## Figure collection entries
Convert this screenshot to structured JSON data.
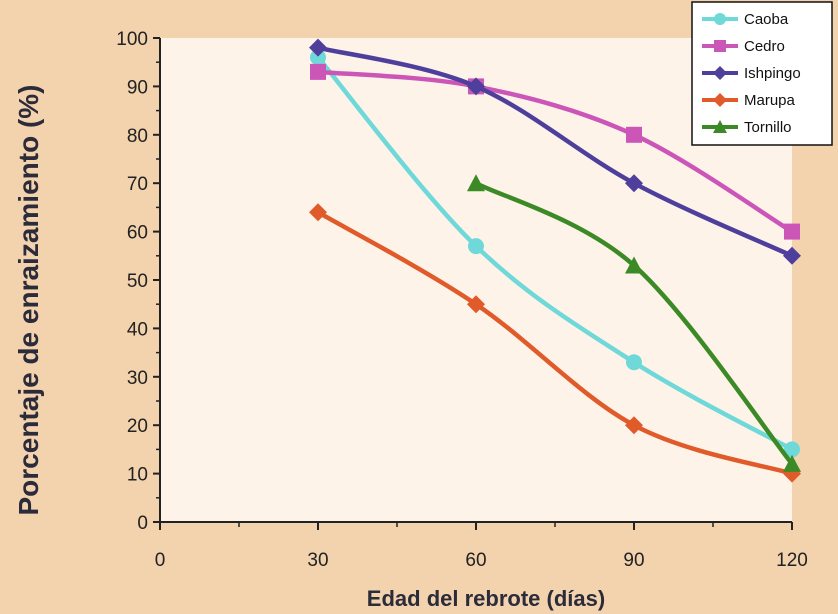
{
  "colors": {
    "background": "#f3d2ae",
    "plot_area": "#fdf3e9",
    "axis": "#222222",
    "legend_bg": "#ffffff"
  },
  "chart_data": {
    "type": "line",
    "title": "",
    "xlabel": "Edad del rebrote (días)",
    "ylabel": "Porcentaje de enraizamiento (%)",
    "xlim": [
      0,
      120
    ],
    "ylim": [
      0,
      100
    ],
    "x_ticks": [
      "0",
      "30",
      "60",
      "90",
      "120"
    ],
    "y_ticks": [
      "0",
      "10",
      "20",
      "30",
      "40",
      "50",
      "60",
      "70",
      "80",
      "90",
      "100"
    ],
    "grid": false,
    "legend_position": "top-right",
    "series": [
      {
        "name": "Caoba",
        "color": "#6fd8d8",
        "marker": "circle",
        "x": [
          30,
          60,
          90,
          120
        ],
        "y": [
          96,
          57,
          33,
          15
        ]
      },
      {
        "name": "Cedro",
        "color": "#cc55b8",
        "marker": "square",
        "x": [
          30,
          60,
          90,
          120
        ],
        "y": [
          93,
          90,
          80,
          60
        ]
      },
      {
        "name": "Ishpingo",
        "color": "#4e3f9c",
        "marker": "diamond",
        "x": [
          30,
          60,
          90,
          120
        ],
        "y": [
          98,
          90,
          70,
          55
        ]
      },
      {
        "name": "Marupa",
        "color": "#e05a2a",
        "marker": "diamond",
        "x": [
          30,
          60,
          90,
          120
        ],
        "y": [
          64,
          45,
          20,
          10
        ]
      },
      {
        "name": "Tornillo",
        "color": "#3c8a26",
        "marker": "triangle",
        "x": [
          60,
          90,
          120
        ],
        "y": [
          70,
          53,
          12
        ]
      }
    ]
  }
}
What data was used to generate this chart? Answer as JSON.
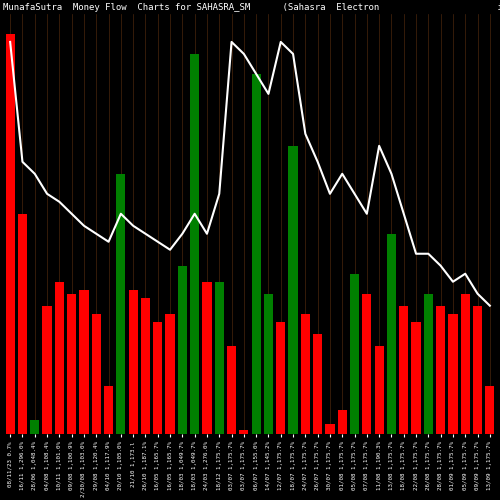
{
  "title": "MunafaSutra  Money Flow  Charts for SAHASRA_SM      (Sahasra  Electron                      ic Solu  L) N",
  "background_color": "#000000",
  "bar_colors": [
    "red",
    "red",
    "green",
    "red",
    "red",
    "red",
    "red",
    "red",
    "red",
    "green",
    "red",
    "red",
    "red",
    "red",
    "green",
    "green",
    "red",
    "green",
    "red",
    "red",
    "green",
    "green",
    "red",
    "green",
    "red",
    "red",
    "red",
    "red",
    "green",
    "red",
    "red",
    "green",
    "red",
    "red",
    "green",
    "red",
    "red",
    "red",
    "red",
    "red"
  ],
  "bar_heights": [
    10.0,
    5.5,
    0.35,
    3.2,
    3.8,
    3.5,
    3.6,
    3.0,
    1.2,
    6.5,
    3.6,
    3.4,
    2.8,
    3.0,
    4.2,
    9.5,
    3.8,
    3.8,
    2.2,
    0.08,
    9.0,
    3.5,
    2.8,
    7.2,
    3.0,
    2.5,
    0.25,
    0.6,
    4.0,
    3.5,
    2.2,
    5.0,
    3.2,
    2.8,
    3.5,
    3.2,
    3.0,
    3.5,
    3.2,
    1.2
  ],
  "line_values": [
    9.8,
    6.8,
    6.5,
    6.0,
    5.8,
    5.5,
    5.2,
    5.0,
    4.8,
    5.5,
    5.2,
    5.0,
    4.8,
    4.6,
    5.0,
    5.5,
    5.0,
    6.0,
    9.8,
    9.5,
    9.0,
    8.5,
    9.8,
    9.5,
    7.5,
    6.8,
    6.0,
    6.5,
    6.0,
    5.5,
    7.2,
    6.5,
    5.5,
    4.5,
    4.5,
    4.2,
    3.8,
    4.0,
    3.5,
    3.2
  ],
  "labels": [
    "08/11/23 0.7%",
    "16/11 1,296.0%",
    "28/06 1,048.4%",
    "04/08 1,108.4%",
    "10/11 1,101.0%",
    "09/08 1,100.9%",
    "2/30/08 1,103.0%",
    "29/08 1,120.4%",
    "04/10 1,117.9%",
    "20/10 1,105.0%",
    "21/10 1,173.l",
    "26/10 1,187.1%",
    "16/05 1,165.7%",
    "16/05 1,165.7%",
    "18/03 1,049.7%",
    "18/03 1,049.7%",
    "24/03 1,276.0%",
    "18/12 1,175.7%",
    "03/07 1,175.7%",
    "03/07 1,175.7%",
    "06/07 1,155.0%",
    "14/07 1,145.2%",
    "12/07 1,175.7%",
    "18/07 1,175.7%",
    "24/07 1,175.7%",
    "26/07 1,175.7%",
    "30/07 1,175.7%",
    "01/08 1,175.7%",
    "05/08 1,175.7%",
    "07/08 1,175.7%",
    "11/08 1,190.3%",
    "13/08 1,175.7%",
    "18/08 1,175.7%",
    "22/08 1,175.7%",
    "26/08 1,175.7%",
    "28/08 1,175.7%",
    "01/09 1,175.7%",
    "05/09 1,175.7%",
    "09/09 1,175.7%",
    "13/09 1,175.7%"
  ],
  "ylim": [
    0,
    10.5
  ],
  "bar_width": 0.75,
  "title_fontsize": 6.5,
  "label_fontsize": 4.2,
  "line_color": "#ffffff",
  "separator_color": "#8B4513",
  "grid_color": "#5c3010"
}
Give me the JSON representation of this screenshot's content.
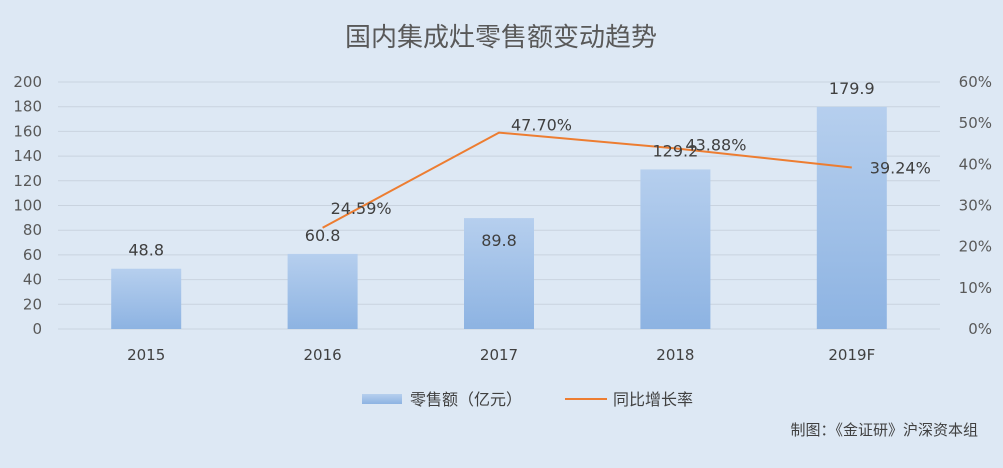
{
  "chart_data": {
    "type": "bar",
    "title": "国内集成灶零售额变动趋势",
    "categories": [
      "2015",
      "2016",
      "2017",
      "2018",
      "2019F"
    ],
    "series": [
      {
        "name": "零售额（亿元）",
        "type": "bar",
        "axis": "left",
        "values": [
          48.8,
          60.8,
          89.8,
          129.2,
          179.9
        ],
        "labels": [
          "48.8",
          "60.8",
          "89.8",
          "129.2",
          "179.9"
        ],
        "color": "#9dbde6"
      },
      {
        "name": "同比增长率",
        "type": "line",
        "axis": "right",
        "values": [
          null,
          24.59,
          47.7,
          43.88,
          39.24
        ],
        "labels": [
          "",
          "24.59%",
          "47.70%",
          "43.88%",
          "39.24%"
        ],
        "color": "#ed7d31"
      }
    ],
    "y_left": {
      "ylim": [
        0,
        200
      ],
      "ticks": [
        "0",
        "20",
        "40",
        "60",
        "80",
        "100",
        "120",
        "140",
        "160",
        "180",
        "200"
      ]
    },
    "y_right": {
      "ylim": [
        0,
        60
      ],
      "ticks": [
        "0%",
        "10%",
        "20%",
        "30%",
        "40%",
        "50%",
        "60%"
      ]
    },
    "grid": true,
    "legend_position": "bottom-center",
    "credit": "制图：《金证研》沪深资本组"
  }
}
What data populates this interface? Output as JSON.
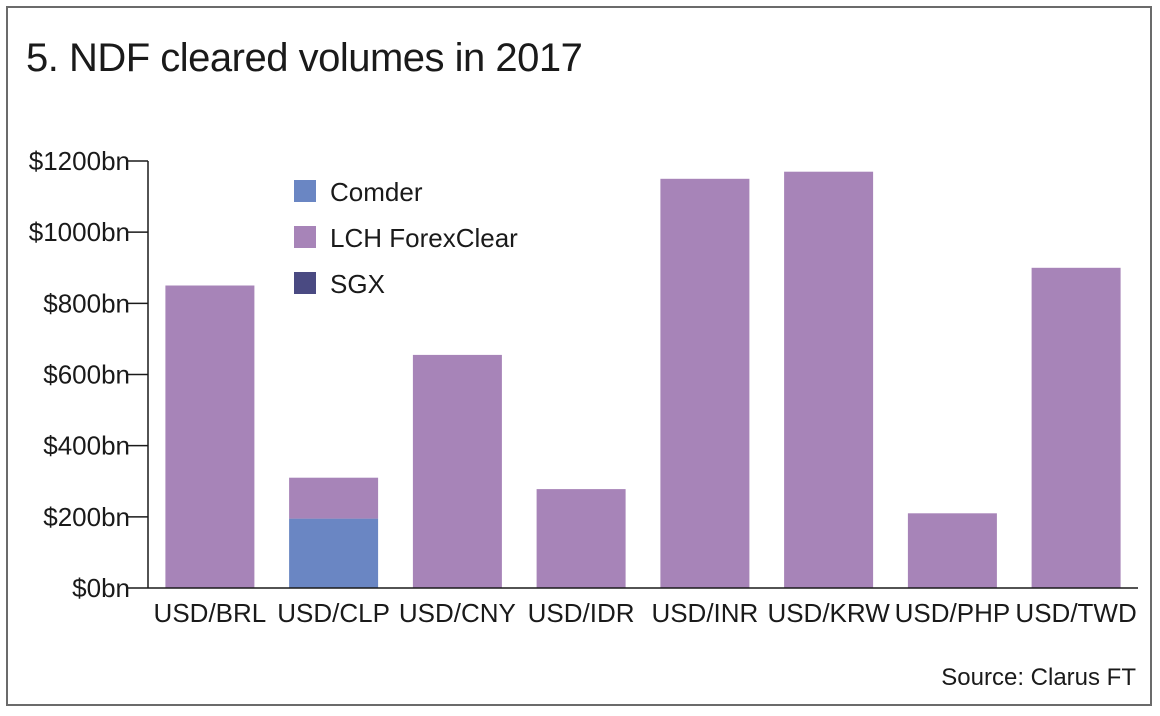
{
  "title": "5. NDF cleared volumes in 2017",
  "source": "Source: Clarus FT",
  "colors": {
    "Comder": "#6a86c3",
    "LCH ForexClear": "#a784b8",
    "SGX": "#4a4a82",
    "axis": "#1a1a1a"
  },
  "chart_data": {
    "type": "bar",
    "stacked": true,
    "title": "5. NDF cleared volumes in 2017",
    "xlabel": "",
    "ylabel": "",
    "ylim": [
      0,
      1200
    ],
    "yticks": [
      0,
      200,
      400,
      600,
      800,
      1000,
      1200
    ],
    "ytick_labels": [
      "$0bn",
      "$200bn",
      "$400bn",
      "$600bn",
      "$800bn",
      "$1000bn",
      "$1200bn"
    ],
    "categories": [
      "USD/BRL",
      "USD/CLP",
      "USD/CNY",
      "USD/IDR",
      "USD/INR",
      "USD/KRW",
      "USD/PHP",
      "USD/TWD"
    ],
    "series": [
      {
        "name": "Comder",
        "values": [
          0,
          195,
          0,
          0,
          0,
          0,
          0,
          0
        ]
      },
      {
        "name": "LCH ForexClear",
        "values": [
          850,
          115,
          655,
          278,
          1150,
          1170,
          210,
          900
        ]
      },
      {
        "name": "SGX",
        "values": [
          0,
          0,
          0,
          0,
          0,
          0,
          0,
          0
        ]
      }
    ],
    "legend": [
      "Comder",
      "LCH ForexClear",
      "SGX"
    ],
    "legend_position": "top-left",
    "grid": false
  }
}
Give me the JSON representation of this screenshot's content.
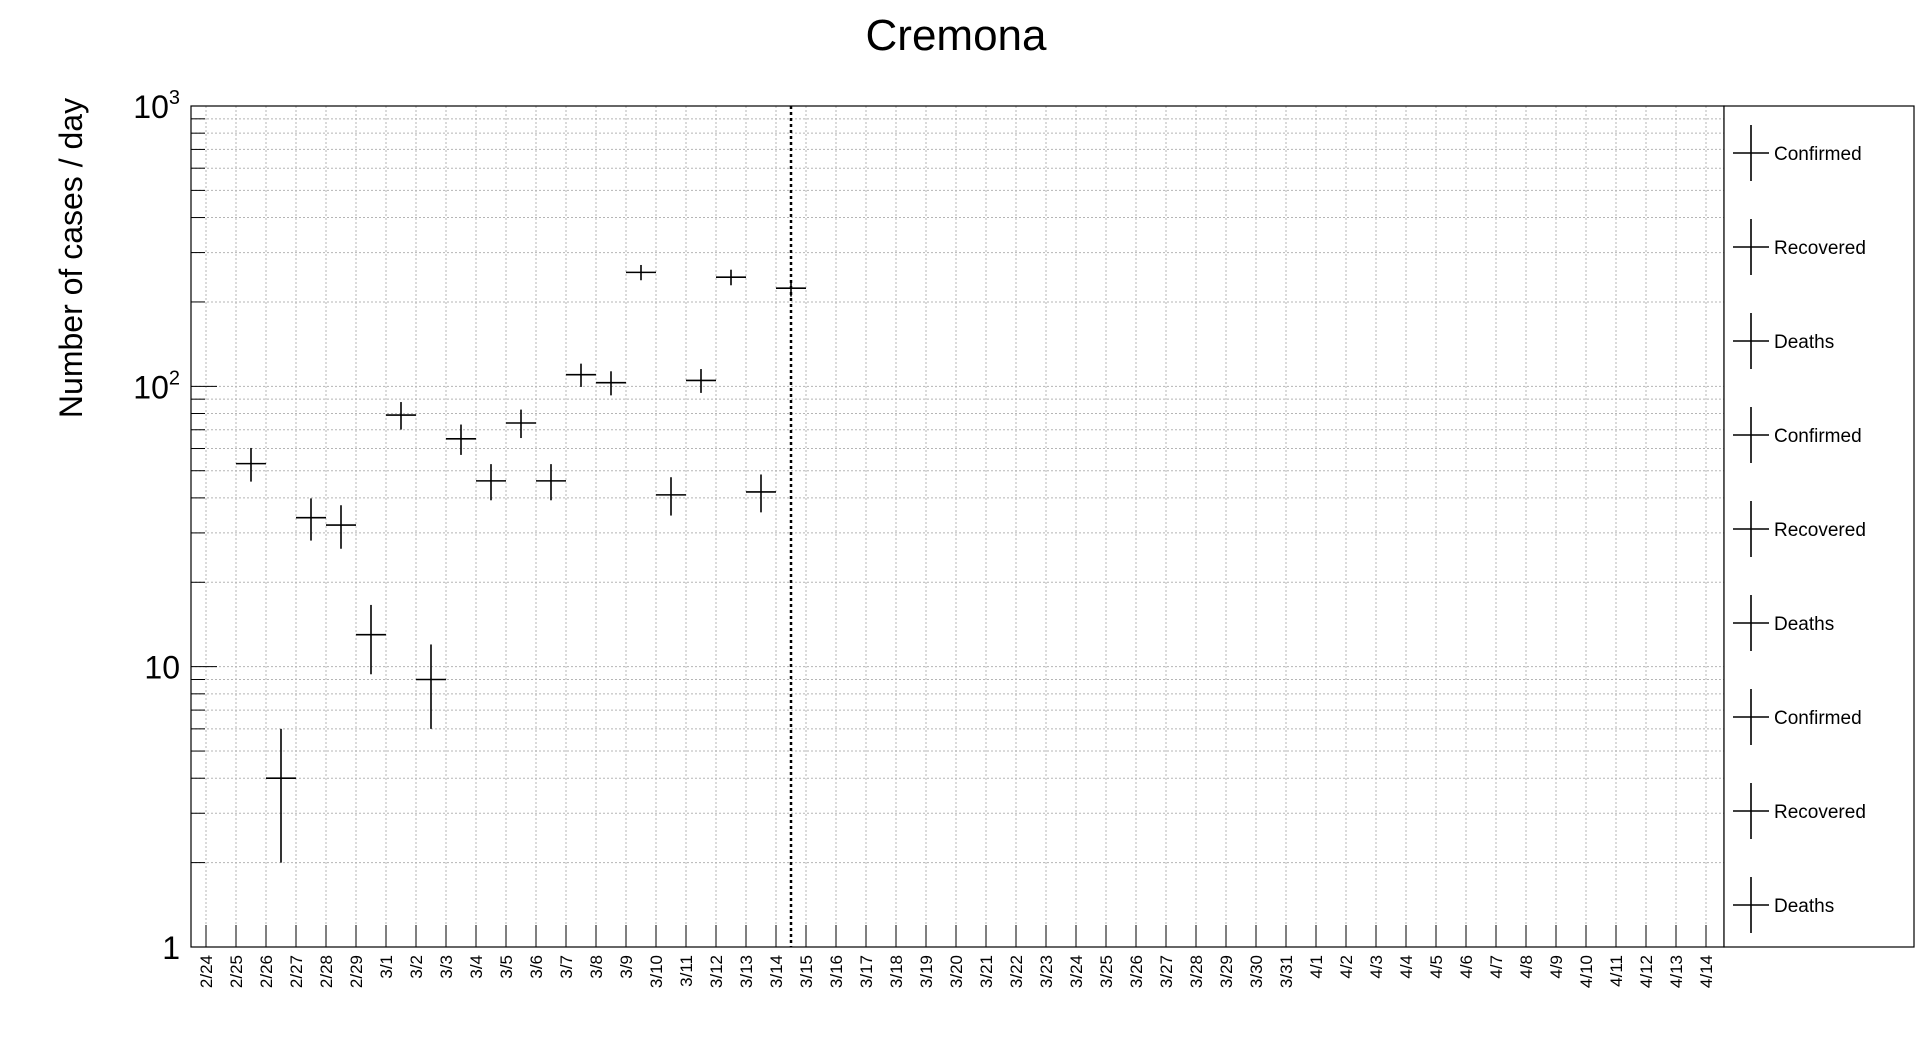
{
  "chart_data": {
    "type": "scatter",
    "title": "Cremona",
    "xlabel": "",
    "ylabel": "Number of cases / day",
    "y_scale": "log",
    "ylim": [
      1,
      1000
    ],
    "grid": true,
    "legend_position": "right",
    "y_ticks": [
      {
        "value": 1,
        "base": "1",
        "exp": ""
      },
      {
        "value": 10,
        "base": "10",
        "exp": ""
      },
      {
        "value": 100,
        "base": "10",
        "exp": "2"
      },
      {
        "value": 1000,
        "base": "10",
        "exp": "3"
      }
    ],
    "categories": [
      "2/24",
      "2/25",
      "2/26",
      "2/27",
      "2/28",
      "2/29",
      "3/1",
      "3/2",
      "3/3",
      "3/4",
      "3/5",
      "3/6",
      "3/7",
      "3/8",
      "3/9",
      "3/10",
      "3/11",
      "3/12",
      "3/13",
      "3/14",
      "3/15",
      "3/16",
      "3/17",
      "3/18",
      "3/19",
      "3/20",
      "3/21",
      "3/22",
      "3/23",
      "3/24",
      "3/25",
      "3/26",
      "3/27",
      "3/28",
      "3/29",
      "3/30",
      "3/31",
      "4/1",
      "4/2",
      "4/3",
      "4/4",
      "4/5",
      "4/6",
      "4/7",
      "4/8",
      "4/9",
      "4/10",
      "4/11",
      "4/12",
      "4/13",
      "4/14"
    ],
    "marker_date": "3/14",
    "series": [
      {
        "name": "Confirmed",
        "x": [
          "2/25",
          "2/26",
          "2/27",
          "2/28",
          "2/29",
          "3/1",
          "3/2",
          "3/3",
          "3/4",
          "3/5",
          "3/6",
          "3/7",
          "3/8",
          "3/9",
          "3/10",
          "3/11",
          "3/12",
          "3/13",
          "3/14"
        ],
        "values": [
          53,
          4,
          34,
          32,
          13,
          79,
          9,
          65,
          46,
          74,
          46,
          110,
          103,
          255,
          41,
          105,
          245,
          42,
          224
        ]
      }
    ],
    "legend": [
      "Confirmed",
      "Recovered",
      "Deaths",
      "Confirmed",
      "Recovered",
      "Deaths",
      "Confirmed",
      "Recovered",
      "Deaths"
    ]
  }
}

## WHAT YOU SHOULD DO
From the records, copy every line that has the string "volumes" in it.

## THE RESULT
  "title": "5. NDF cleared volumes in 2017",
    "title": "5. NDF cleared volumes in 2017",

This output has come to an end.